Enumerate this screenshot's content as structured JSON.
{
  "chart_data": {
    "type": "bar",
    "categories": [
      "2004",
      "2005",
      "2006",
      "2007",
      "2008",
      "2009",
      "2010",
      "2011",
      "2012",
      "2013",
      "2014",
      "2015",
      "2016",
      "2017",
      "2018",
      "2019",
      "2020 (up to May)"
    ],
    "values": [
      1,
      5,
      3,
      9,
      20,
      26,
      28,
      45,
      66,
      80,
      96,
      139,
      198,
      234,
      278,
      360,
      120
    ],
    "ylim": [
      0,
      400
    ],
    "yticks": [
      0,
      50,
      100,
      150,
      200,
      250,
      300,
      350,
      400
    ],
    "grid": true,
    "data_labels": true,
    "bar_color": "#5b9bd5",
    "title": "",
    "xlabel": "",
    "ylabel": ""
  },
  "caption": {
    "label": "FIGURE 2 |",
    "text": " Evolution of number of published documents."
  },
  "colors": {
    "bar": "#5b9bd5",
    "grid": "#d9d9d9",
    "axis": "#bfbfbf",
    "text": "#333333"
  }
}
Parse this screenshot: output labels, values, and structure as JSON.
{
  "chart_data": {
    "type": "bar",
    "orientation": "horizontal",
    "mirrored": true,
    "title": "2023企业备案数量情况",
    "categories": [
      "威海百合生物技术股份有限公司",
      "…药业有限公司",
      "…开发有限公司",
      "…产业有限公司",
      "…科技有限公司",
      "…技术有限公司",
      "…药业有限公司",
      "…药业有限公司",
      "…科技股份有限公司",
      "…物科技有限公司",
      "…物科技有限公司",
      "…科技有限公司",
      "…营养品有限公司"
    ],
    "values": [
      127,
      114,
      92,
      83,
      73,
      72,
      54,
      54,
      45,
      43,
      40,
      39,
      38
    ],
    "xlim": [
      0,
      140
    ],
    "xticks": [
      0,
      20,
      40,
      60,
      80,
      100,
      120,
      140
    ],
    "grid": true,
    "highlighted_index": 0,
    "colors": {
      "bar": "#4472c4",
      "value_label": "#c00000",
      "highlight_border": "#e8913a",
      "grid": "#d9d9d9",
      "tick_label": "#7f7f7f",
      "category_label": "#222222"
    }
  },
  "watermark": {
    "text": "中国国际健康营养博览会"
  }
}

PROBLEM REQUIREMENTS:
From the entries above, extract each line containing "text".

THE REPLY:
    "text": " Evolution of number of published documents."
    "text": "#333333"
    "text": "中国国际健康营养博览会"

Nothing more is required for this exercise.